Пожалуйста, определите, согласуются ли с исходным текстом утверждения (a), (b) и (c), и для каждого ответьте «да» или «нет», приведя решающие слова текста дословной цитатой. (a) По Л. С. Выготскому, переход к знаковому действию представляет собой простую суммацию навыков опосредствования. (b) Означение действия, согласно Л. С. Выготскому, совершается вместе с действием. (c) Формула Л. С. Выготского звучит так: «мысль совершается в действии».

- _Исходный текст_
----

Настоящее исследование — попытка рассмотреть процесс передачи действия от взрослого к ребенку на стыке возрастов (дошкольного — школьного), на границе деятельностей (игровой — учебной) и на переходе от допредметного, натурального к предметному использованию знаково-символических средств.

В работе Л. С. Выготского «Орудие и знак в развитии ребенка» (1984) есть прямое указание на то, что переход к знаковому действию не может быть простой суммацией навыков опосредствования. Непосредственность, натуральность действия не есть нечто устранимое эволюционным путем, на котором ребенок под руководством взрослого переходит от недостаточно полного к более полному и совершенному опосредствованию. Проекция смысла в предметную ситуацию (в этом ведущая роль знака), означение действия, согласно Л. С. Выготскому, совершается вместе с действием, а "не предваряет его и не надстраивается над ним. Значение не предшествует в голове взрослого, чтобы

 

55

 

затем быть разложенным на этапы, образцы и опоры предметного действия ребенка. Смысл совместности иной: в интерпсихической форме значение осуществляется, как всякое содержание, оно не может кристаллизоваться без участия формы (вспомним формулу Л. С. Выготского: «мысль совершается в слове»).

----

- _Элементы из источника данных_
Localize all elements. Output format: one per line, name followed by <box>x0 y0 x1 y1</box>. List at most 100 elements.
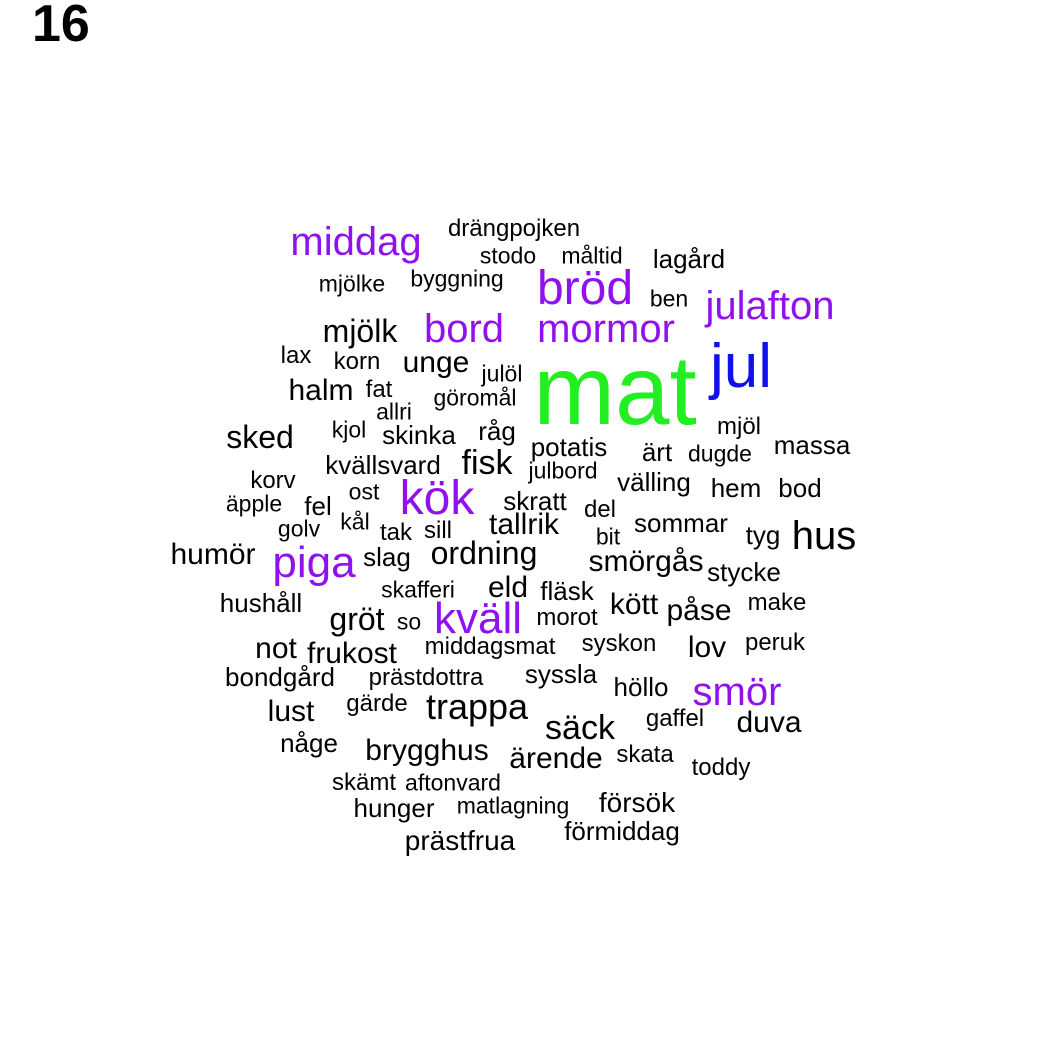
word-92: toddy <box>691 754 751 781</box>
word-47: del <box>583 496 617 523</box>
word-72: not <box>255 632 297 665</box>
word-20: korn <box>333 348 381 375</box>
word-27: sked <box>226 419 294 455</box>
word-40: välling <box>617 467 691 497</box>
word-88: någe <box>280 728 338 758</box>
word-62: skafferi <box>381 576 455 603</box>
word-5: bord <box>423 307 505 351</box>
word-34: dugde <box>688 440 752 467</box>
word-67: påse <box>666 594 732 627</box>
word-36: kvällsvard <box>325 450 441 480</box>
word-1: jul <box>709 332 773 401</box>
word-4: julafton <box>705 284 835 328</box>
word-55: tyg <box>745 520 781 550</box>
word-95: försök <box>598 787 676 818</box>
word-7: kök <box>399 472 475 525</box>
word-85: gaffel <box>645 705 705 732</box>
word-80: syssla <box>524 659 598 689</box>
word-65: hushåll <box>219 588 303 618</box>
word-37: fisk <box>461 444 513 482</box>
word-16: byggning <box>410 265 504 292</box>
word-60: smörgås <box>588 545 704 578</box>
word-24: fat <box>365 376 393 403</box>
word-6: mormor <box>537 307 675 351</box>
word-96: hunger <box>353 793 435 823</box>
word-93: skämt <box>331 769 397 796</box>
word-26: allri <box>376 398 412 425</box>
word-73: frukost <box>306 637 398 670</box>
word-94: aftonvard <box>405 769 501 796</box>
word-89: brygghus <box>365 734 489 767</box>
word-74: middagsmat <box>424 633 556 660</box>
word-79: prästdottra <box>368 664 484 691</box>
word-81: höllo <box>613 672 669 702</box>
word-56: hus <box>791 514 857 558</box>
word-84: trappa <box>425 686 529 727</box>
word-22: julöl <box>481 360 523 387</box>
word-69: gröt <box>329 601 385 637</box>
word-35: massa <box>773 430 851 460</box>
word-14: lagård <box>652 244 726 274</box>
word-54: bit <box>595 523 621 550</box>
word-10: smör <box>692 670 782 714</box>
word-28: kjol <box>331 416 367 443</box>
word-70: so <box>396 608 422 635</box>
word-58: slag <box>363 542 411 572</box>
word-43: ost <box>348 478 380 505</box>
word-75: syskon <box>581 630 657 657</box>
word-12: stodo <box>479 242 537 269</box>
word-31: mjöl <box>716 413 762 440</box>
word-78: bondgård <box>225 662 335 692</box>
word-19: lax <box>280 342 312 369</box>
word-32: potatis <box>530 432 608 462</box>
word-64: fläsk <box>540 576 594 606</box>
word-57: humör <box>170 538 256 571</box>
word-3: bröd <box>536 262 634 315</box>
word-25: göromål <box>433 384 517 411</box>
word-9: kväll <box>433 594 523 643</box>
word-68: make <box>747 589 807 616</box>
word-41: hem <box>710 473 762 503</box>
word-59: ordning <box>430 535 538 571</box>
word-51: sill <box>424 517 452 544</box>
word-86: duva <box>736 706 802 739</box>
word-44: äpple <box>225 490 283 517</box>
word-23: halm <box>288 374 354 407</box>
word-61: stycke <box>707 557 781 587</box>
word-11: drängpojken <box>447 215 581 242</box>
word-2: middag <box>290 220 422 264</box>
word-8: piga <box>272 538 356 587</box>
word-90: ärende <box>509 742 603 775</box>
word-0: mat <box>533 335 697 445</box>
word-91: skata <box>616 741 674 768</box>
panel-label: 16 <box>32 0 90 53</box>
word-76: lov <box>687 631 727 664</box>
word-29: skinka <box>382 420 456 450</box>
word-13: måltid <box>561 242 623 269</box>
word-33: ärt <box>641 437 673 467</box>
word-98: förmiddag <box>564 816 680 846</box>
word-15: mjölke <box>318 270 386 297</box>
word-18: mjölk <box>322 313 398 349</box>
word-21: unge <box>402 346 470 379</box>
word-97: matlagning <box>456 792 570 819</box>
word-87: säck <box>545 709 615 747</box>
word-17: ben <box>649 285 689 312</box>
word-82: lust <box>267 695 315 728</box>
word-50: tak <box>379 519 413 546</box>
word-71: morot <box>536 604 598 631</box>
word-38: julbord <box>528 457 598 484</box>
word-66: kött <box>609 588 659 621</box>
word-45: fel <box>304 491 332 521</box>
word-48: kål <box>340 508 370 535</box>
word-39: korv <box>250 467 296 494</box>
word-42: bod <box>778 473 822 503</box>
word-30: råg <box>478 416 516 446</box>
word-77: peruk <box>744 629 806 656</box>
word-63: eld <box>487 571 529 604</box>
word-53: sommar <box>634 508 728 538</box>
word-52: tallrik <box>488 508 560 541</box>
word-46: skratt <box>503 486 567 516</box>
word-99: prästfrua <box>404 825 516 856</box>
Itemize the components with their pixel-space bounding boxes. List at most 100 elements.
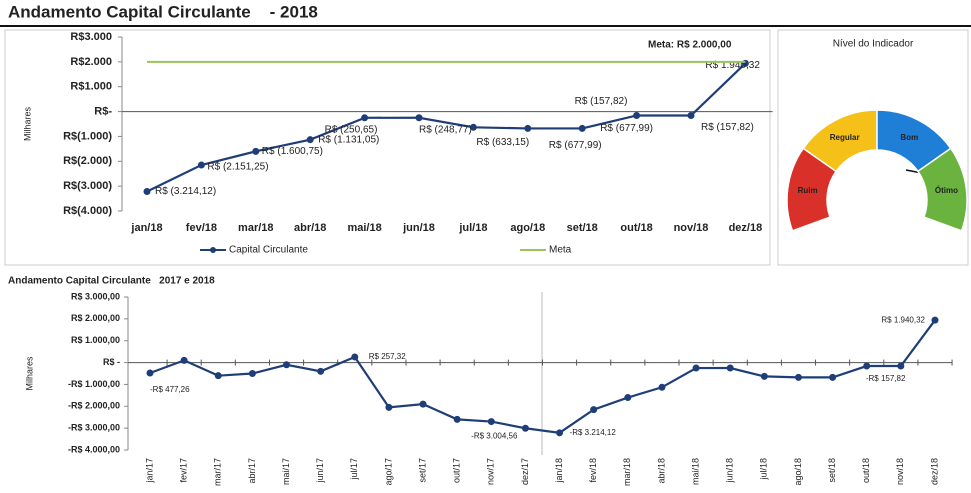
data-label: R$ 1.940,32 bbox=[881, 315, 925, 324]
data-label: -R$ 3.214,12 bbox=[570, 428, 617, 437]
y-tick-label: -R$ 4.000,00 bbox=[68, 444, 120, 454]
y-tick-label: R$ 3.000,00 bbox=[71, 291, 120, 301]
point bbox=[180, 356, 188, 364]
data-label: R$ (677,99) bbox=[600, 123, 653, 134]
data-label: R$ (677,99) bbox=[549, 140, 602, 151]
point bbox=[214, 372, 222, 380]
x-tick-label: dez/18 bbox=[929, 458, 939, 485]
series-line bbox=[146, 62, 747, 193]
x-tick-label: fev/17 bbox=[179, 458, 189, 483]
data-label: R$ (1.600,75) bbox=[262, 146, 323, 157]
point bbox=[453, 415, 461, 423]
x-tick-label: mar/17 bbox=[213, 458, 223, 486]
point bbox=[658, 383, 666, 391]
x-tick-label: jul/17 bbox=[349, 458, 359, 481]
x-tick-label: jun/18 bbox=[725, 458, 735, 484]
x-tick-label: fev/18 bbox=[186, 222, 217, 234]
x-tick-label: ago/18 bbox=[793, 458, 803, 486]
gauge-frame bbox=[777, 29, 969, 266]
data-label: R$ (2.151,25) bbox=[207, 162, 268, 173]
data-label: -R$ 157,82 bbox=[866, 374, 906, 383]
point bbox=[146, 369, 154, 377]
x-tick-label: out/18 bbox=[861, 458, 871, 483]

----

- _Решение задачи_
(a) Нет: «переход к знаковому действию не может быть простой суммацией навыков опосредствования».
(b) Да: «совершается вместе с действием».
(c) Нет: «мысль совершается в слове».